*MATERIAL FOR THIS EXERCISE*
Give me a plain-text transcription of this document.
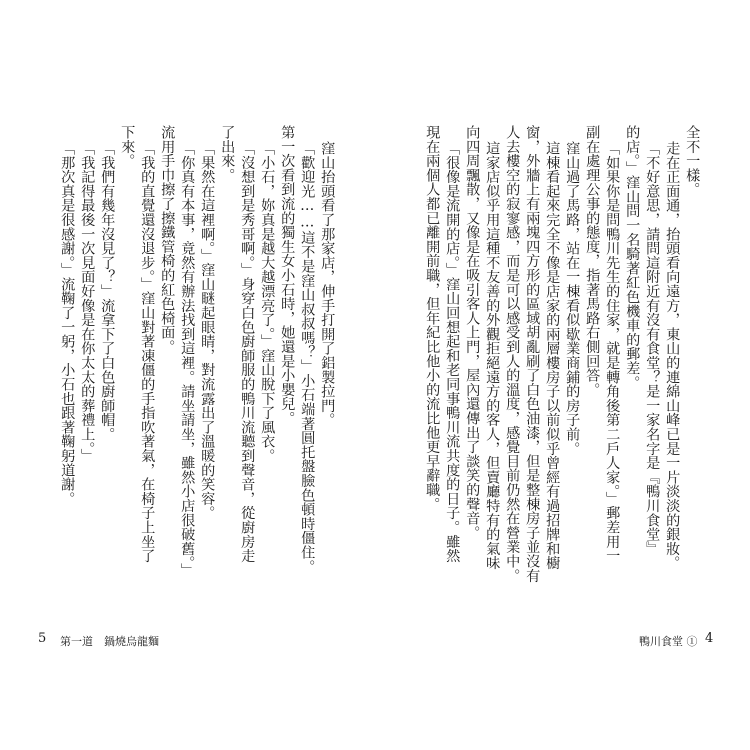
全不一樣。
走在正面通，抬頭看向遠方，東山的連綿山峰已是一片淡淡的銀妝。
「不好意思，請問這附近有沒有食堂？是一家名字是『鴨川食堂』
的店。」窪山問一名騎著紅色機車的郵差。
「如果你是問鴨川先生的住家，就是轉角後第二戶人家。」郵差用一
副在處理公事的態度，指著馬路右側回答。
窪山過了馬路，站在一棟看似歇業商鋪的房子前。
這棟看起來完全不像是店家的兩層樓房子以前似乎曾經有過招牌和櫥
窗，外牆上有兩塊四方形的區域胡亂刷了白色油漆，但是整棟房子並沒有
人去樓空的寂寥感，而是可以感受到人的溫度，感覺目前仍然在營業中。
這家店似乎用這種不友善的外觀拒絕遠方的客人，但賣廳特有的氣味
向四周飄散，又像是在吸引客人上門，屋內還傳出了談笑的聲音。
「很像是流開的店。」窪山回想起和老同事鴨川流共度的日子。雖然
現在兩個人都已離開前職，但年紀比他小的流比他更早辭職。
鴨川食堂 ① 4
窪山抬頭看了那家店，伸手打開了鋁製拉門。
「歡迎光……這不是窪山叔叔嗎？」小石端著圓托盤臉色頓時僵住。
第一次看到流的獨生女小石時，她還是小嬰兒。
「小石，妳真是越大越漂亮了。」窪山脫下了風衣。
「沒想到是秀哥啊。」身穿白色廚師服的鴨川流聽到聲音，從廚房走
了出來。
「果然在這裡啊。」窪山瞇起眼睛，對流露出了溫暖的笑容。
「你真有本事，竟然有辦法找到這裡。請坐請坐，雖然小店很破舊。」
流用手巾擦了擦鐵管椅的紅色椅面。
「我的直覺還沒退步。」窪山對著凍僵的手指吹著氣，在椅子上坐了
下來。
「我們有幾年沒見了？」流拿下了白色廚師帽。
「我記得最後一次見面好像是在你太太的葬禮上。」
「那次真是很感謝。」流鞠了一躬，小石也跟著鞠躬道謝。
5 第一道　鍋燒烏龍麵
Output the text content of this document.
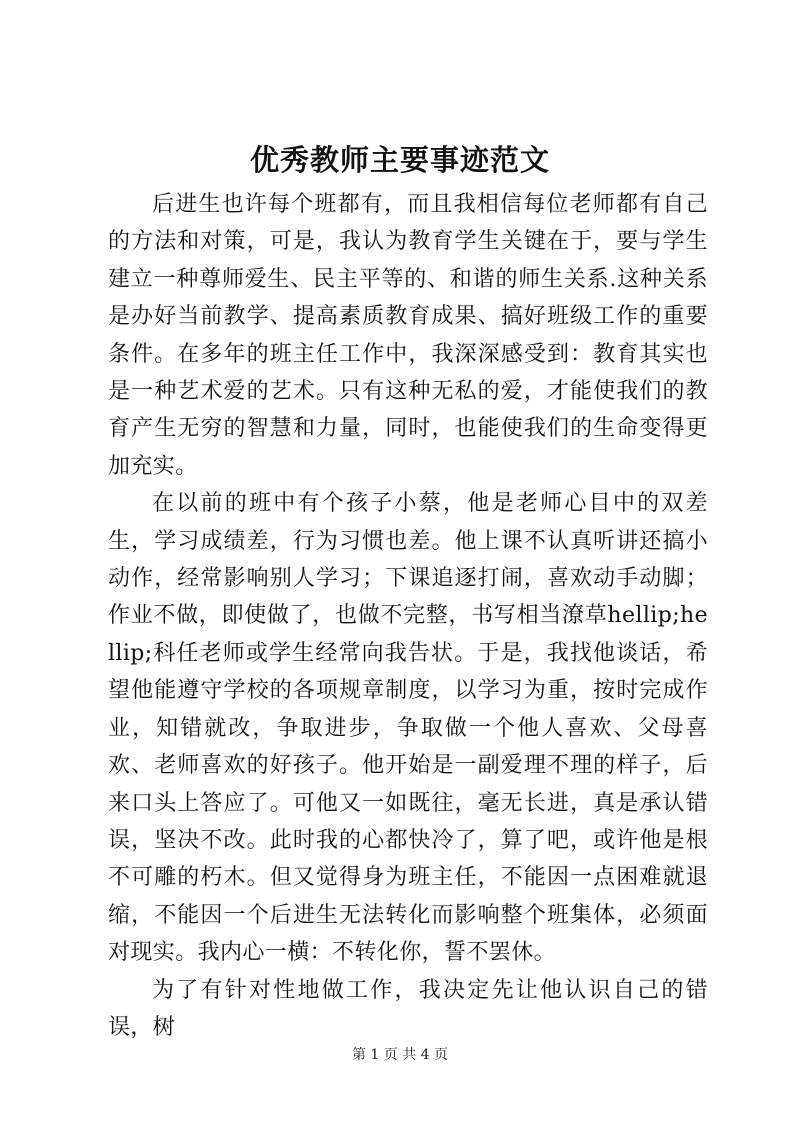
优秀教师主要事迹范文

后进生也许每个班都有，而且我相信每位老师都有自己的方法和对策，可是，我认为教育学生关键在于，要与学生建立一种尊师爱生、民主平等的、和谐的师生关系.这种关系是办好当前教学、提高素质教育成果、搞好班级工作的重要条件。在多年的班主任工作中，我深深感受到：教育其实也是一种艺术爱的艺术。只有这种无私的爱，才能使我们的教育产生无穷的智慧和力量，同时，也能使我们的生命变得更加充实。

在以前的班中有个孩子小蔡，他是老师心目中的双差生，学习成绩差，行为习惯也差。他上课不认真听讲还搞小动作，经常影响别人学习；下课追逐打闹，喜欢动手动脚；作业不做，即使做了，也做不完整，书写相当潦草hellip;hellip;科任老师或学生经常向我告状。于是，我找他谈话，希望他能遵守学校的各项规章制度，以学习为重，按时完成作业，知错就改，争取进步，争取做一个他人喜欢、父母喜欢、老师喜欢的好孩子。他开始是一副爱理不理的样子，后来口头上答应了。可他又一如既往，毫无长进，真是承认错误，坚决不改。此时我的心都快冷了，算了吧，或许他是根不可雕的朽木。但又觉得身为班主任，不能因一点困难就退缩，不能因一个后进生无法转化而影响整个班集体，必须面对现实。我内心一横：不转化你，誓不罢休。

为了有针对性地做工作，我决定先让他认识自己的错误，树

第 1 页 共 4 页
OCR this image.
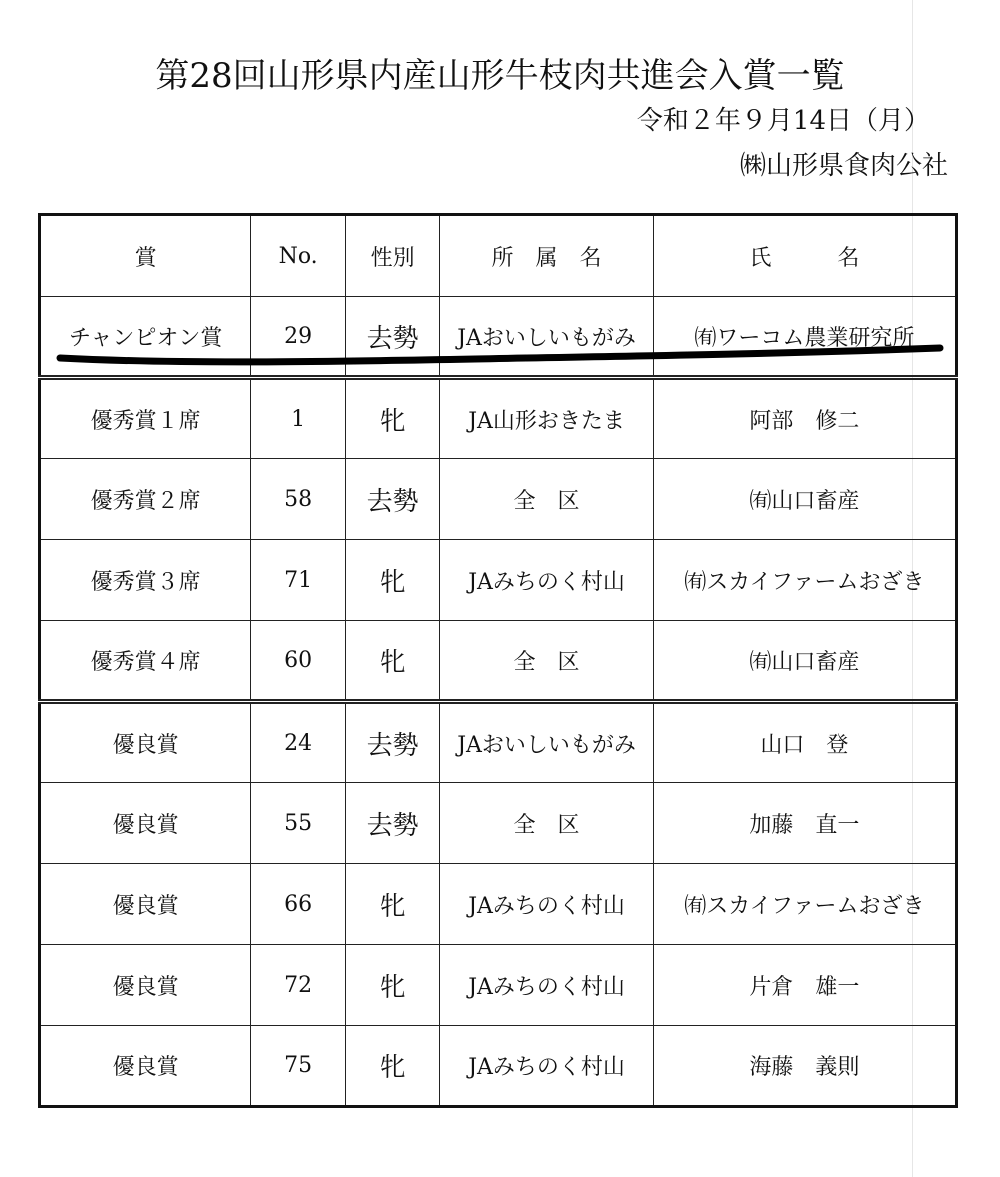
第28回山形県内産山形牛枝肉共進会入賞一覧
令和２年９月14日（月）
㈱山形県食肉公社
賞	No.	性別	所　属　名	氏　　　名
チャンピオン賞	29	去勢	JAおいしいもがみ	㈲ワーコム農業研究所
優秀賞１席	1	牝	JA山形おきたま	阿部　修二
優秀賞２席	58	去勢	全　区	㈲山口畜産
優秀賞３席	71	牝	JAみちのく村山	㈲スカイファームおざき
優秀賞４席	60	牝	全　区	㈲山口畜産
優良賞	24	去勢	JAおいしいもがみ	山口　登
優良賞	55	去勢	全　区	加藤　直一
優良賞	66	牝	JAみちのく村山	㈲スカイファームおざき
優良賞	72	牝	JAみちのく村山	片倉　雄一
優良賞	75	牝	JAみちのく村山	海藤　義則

*WHAT YOU NEED TO DO*
Without the pictures, repeat the listing above exactly.

*COMPLETE ANSWER*
Give me a plain-text transcription of this document.
全不一樣。
走在正面通，抬頭看向遠方，東山的連綿山峰已是一片淡淡的銀妝。
「不好意思，請問這附近有沒有食堂？是一家名字是『鴨川食堂』
的店。」窪山問一名騎著紅色機車的郵差。
「如果你是問鴨川先生的住家，就是轉角後第二戶人家。」郵差用一
副在處理公事的態度，指著馬路右側回答。
窪山過了馬路，站在一棟看似歇業商鋪的房子前。
這棟看起來完全不像是店家的兩層樓房子以前似乎曾經有過招牌和櫥
窗，外牆上有兩塊四方形的區域胡亂刷了白色油漆，但是整棟房子並沒有
人去樓空的寂寥感，而是可以感受到人的溫度，感覺目前仍然在營業中。
這家店似乎用這種不友善的外觀拒絕遠方的客人，但賣廳特有的氣味
向四周飄散，又像是在吸引客人上門，屋內還傳出了談笑的聲音。
「很像是流開的店。」窪山回想起和老同事鴨川流共度的日子。雖然
現在兩個人都已離開前職，但年紀比他小的流比他更早辭職。
鴨川食堂 ① 4
窪山抬頭看了那家店，伸手打開了鋁製拉門。
「歡迎光……這不是窪山叔叔嗎？」小石端著圓托盤臉色頓時僵住。
第一次看到流的獨生女小石時，她還是小嬰兒。
「小石，妳真是越大越漂亮了。」窪山脫下了風衣。
「沒想到是秀哥啊。」身穿白色廚師服的鴨川流聽到聲音，從廚房走
了出來。
「果然在這裡啊。」窪山瞇起眼睛，對流露出了溫暖的笑容。
「你真有本事，竟然有辦法找到這裡。請坐請坐，雖然小店很破舊。」
流用手巾擦了擦鐵管椅的紅色椅面。
「我的直覺還沒退步。」窪山對著凍僵的手指吹著氣，在椅子上坐了
下來。
「我們有幾年沒見了？」流拿下了白色廚師帽。
「我記得最後一次見面好像是在你太太的葬禮上。」
「那次真是很感謝。」流鞠了一躬，小石也跟著鞠躬道謝。
5 第一道　鍋燒烏龍麵
Output the text content of this document.
优秀教师主要事迹范文

后进生也许每个班都有，而且我相信每位老师都有自己的方法和对策，可是，我认为教育学生关键在于，要与学生建立一种尊师爱生、民主平等的、和谐的师生关系.这种关系是办好当前教学、提高素质教育成果、搞好班级工作的重要条件。在多年的班主任工作中，我深深感受到：教育其实也是一种艺术爱的艺术。只有这种无私的爱，才能使我们的教育产生无穷的智慧和力量，同时，也能使我们的生命变得更加充实。

在以前的班中有个孩子小蔡，他是老师心目中的双差生，学习成绩差，行为习惯也差。他上课不认真听讲还搞小动作，经常影响别人学习；下课追逐打闹，喜欢动手动脚；作业不做，即使做了，也做不完整，书写相当潦草hellip;hellip;科任老师或学生经常向我告状。于是，我找他谈话，希望他能遵守学校的各项规章制度，以学习为重，按时完成作业，知错就改，争取进步，争取做一个他人喜欢、父母喜欢、老师喜欢的好孩子。他开始是一副爱理不理的样子，后来口头上答应了。可他又一如既往，毫无长进，真是承认错误，坚决不改。此时我的心都快冷了，算了吧，或许他是根不可雕的朽木。但又觉得身为班主任，不能因一点困难就退缩，不能因一个后进生无法转化而影响整个班集体，必须面对现实。我内心一横：不转化你，誓不罢休。

为了有针对性地做工作，我决定先让他认识自己的错误，树

第 1 页 共 4 页
OCR this image.
第28回山形県内産山形牛枝肉共進会入賞一覧
令和２年９月14日（月）
㈱山形県食肉公社
賞	No.	性別	所　属　名	氏　　　名
チャンピオン賞	29	去勢	JAおいしいもがみ	㈲ワーコム農業研究所
優秀賞１席	1	牝	JA山形おきたま	阿部　修二
優秀賞２席	58	去勢	全　区	㈲山口畜産
優秀賞３席	71	牝	JAみちのく村山	㈲スカイファームおざき
優秀賞４席	60	牝	全　区	㈲山口畜産
優良賞	24	去勢	JAおいしいもがみ	山口　登
優良賞	55	去勢	全　区	加藤　直一
優良賞	66	牝	JAみちのく村山	㈲スカイファームおざき
優良賞	72	牝	JAみちのく村山	片倉　雄一
優良賞	75	牝	JAみちのく村山	海藤　義則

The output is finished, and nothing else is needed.